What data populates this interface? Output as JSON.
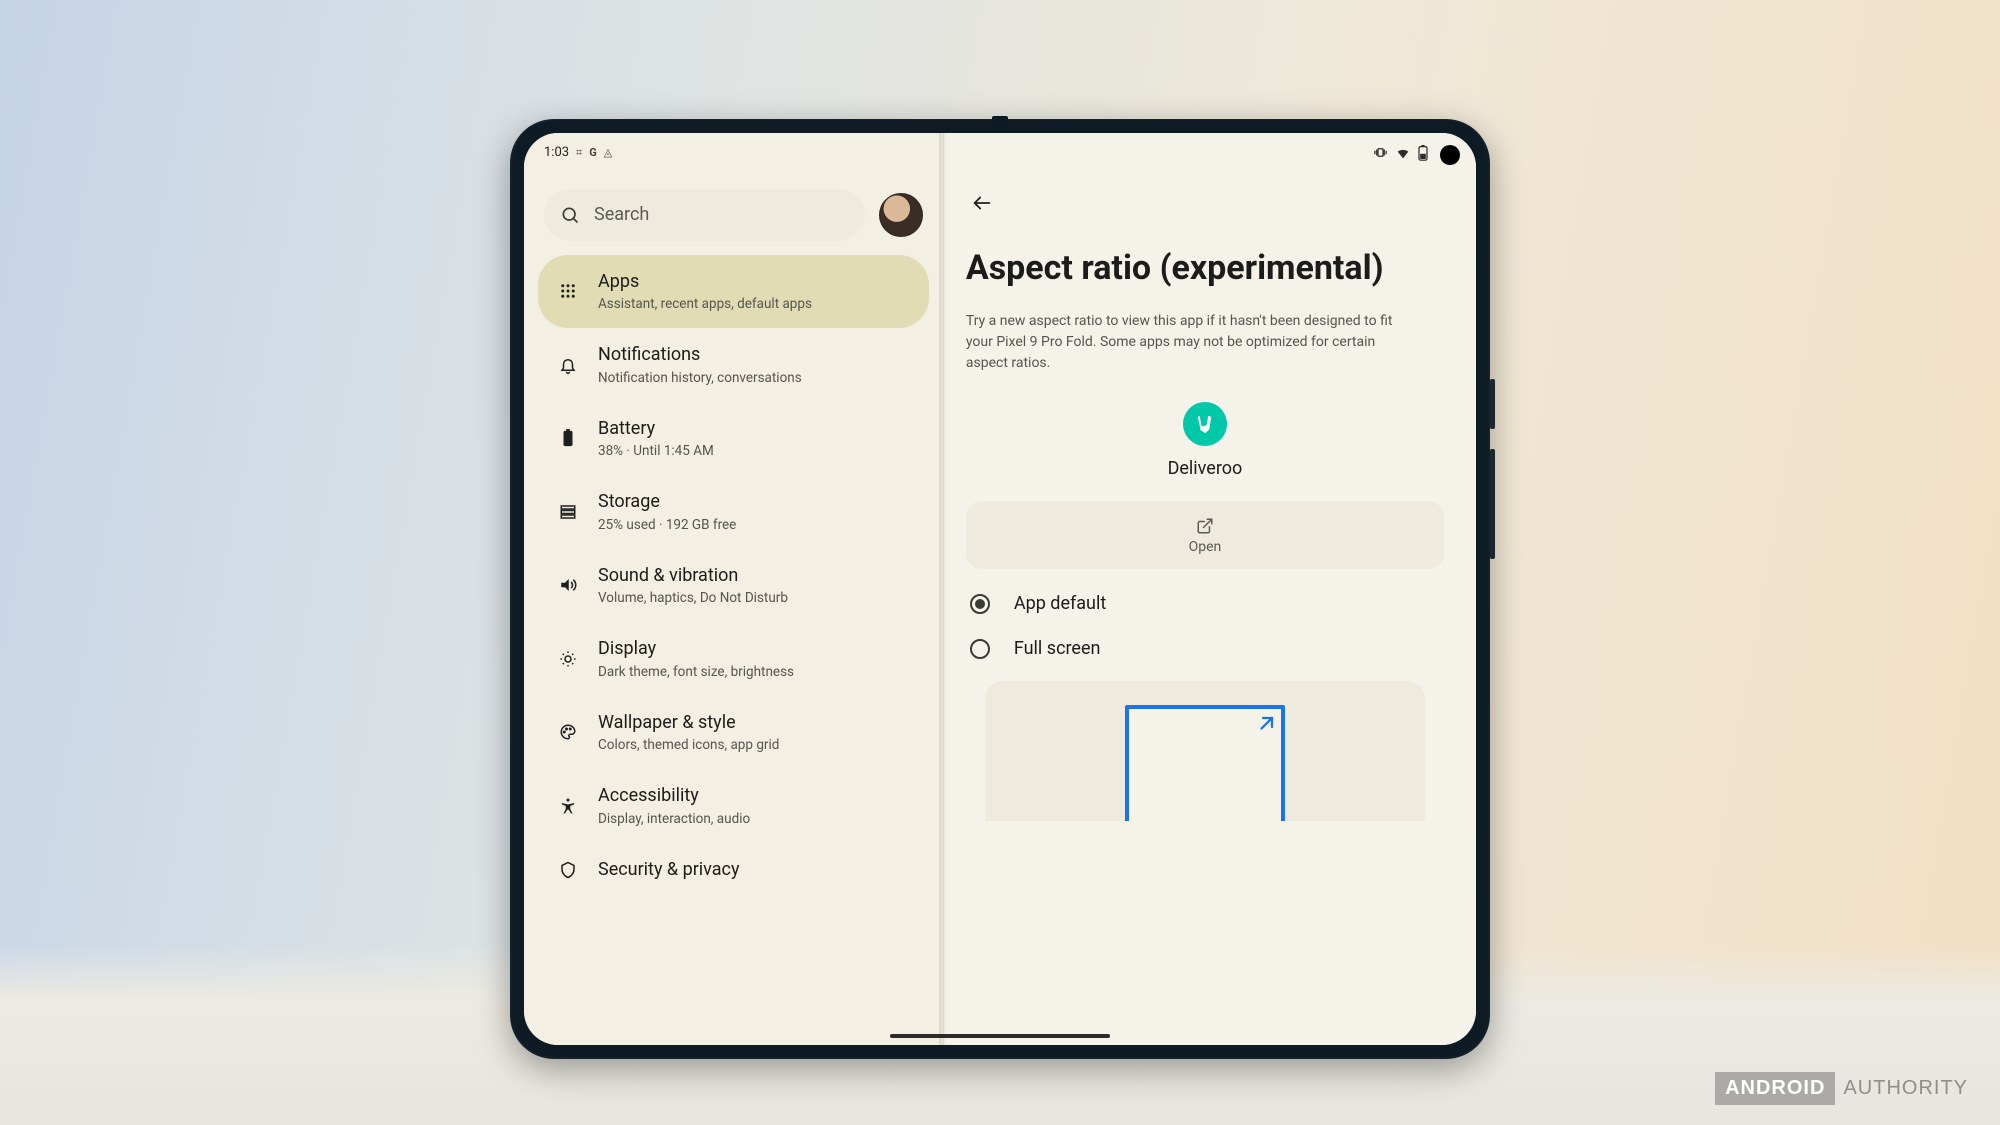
{
  "status_bar": {
    "time": "1:03",
    "left_icons": [
      "slack-icon",
      "google-icon",
      "snapseed-icon"
    ],
    "right_icons": [
      "vibrate-icon",
      "wifi-icon",
      "battery-icon"
    ]
  },
  "search": {
    "placeholder": "Search"
  },
  "settings_list": [
    {
      "icon": "apps-grid-icon",
      "title": "Apps",
      "subtitle": "Assistant, recent apps, default apps",
      "active": true
    },
    {
      "icon": "bell-icon",
      "title": "Notifications",
      "subtitle": "Notification history, conversations"
    },
    {
      "icon": "battery-icon",
      "title": "Battery",
      "subtitle": "38% · Until 1:45 AM"
    },
    {
      "icon": "storage-icon",
      "title": "Storage",
      "subtitle": "25% used · 192 GB free"
    },
    {
      "icon": "sound-icon",
      "title": "Sound & vibration",
      "subtitle": "Volume, haptics, Do Not Disturb"
    },
    {
      "icon": "display-icon",
      "title": "Display",
      "subtitle": "Dark theme, font size, brightness"
    },
    {
      "icon": "palette-icon",
      "title": "Wallpaper & style",
      "subtitle": "Colors, themed icons, app grid"
    },
    {
      "icon": "accessibility-icon",
      "title": "Accessibility",
      "subtitle": "Display, interaction, audio"
    },
    {
      "icon": "security-icon",
      "title": "Security & privacy",
      "subtitle": ""
    }
  ],
  "detail": {
    "title": "Aspect ratio (experimental)",
    "description": "Try a new aspect ratio to view this app if it hasn't been designed to fit your Pixel 9 Pro Fold. Some apps may not be optimized for certain aspect ratios.",
    "app_name": "Deliveroo",
    "open_label": "Open",
    "radio_options": [
      {
        "label": "App default",
        "selected": true
      },
      {
        "label": "Full screen",
        "selected": false
      }
    ]
  },
  "watermark": {
    "brand_boxed": "ANDROID",
    "brand_rest": "AUTHORITY"
  },
  "colors": {
    "accent_teal": "#00c8a8",
    "accent_blue": "#1a73e8",
    "active_pill": "#e1dcb4"
  }
}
· · ·
Nothing in the entries above should change when they are printed again, except that the pictures are dropped.

What data populates this interface? Output as JSON.
{
  "status_bar": {
    "time": "1:03",
    "left_icons": [
      "slack-icon",
      "google-icon",
      "snapseed-icon"
    ],
    "right_icons": [
      "vibrate-icon",
      "wifi-icon",
      "battery-icon"
    ]
  },
  "search": {
    "placeholder": "Search"
  },
  "settings_list": [
    {
      "icon": "apps-grid-icon",
      "title": "Apps",
      "subtitle": "Assistant, recent apps, default apps",
      "active": true
    },
    {
      "icon": "bell-icon",
      "title": "Notifications",
      "subtitle": "Notification history, conversations"
    },
    {
      "icon": "battery-icon",
      "title": "Battery",
      "subtitle": "38% · Until 1:45 AM"
    },
    {
      "icon": "storage-icon",
      "title": "Storage",
      "subtitle": "25% used · 192 GB free"
    },
    {
      "icon": "sound-icon",
      "title": "Sound & vibration",
      "subtitle": "Volume, haptics, Do Not Disturb"
    },
    {
      "icon": "display-icon",
      "title": "Display",
      "subtitle": "Dark theme, font size, brightness"
    },
    {
      "icon": "palette-icon",
      "title": "Wallpaper & style",
      "subtitle": "Colors, themed icons, app grid"
    },
    {
      "icon": "accessibility-icon",
      "title": "Accessibility",
      "subtitle": "Display, interaction, audio"
    },
    {
      "icon": "security-icon",
      "title": "Security & privacy",
      "subtitle": ""
    }
  ],
  "detail": {
    "title": "Aspect ratio (experimental)",
    "description": "Try a new aspect ratio to view this app if it hasn't been designed to fit your Pixel 9 Pro Fold. Some apps may not be optimized for certain aspect ratios.",
    "app_name": "Deliveroo",
    "open_label": "Open",
    "radio_options": [
      {
        "label": "App default",
        "selected": true
      },
      {
        "label": "Full screen",
        "selected": false
      }
    ]
  },
  "watermark": {
    "brand_boxed": "ANDROID",
    "brand_rest": "AUTHORITY"
  },
  "colors": {
    "accent_teal": "#00c8a8",
    "accent_blue": "#1a73e8",
    "active_pill": "#e1dcb4"
  }
}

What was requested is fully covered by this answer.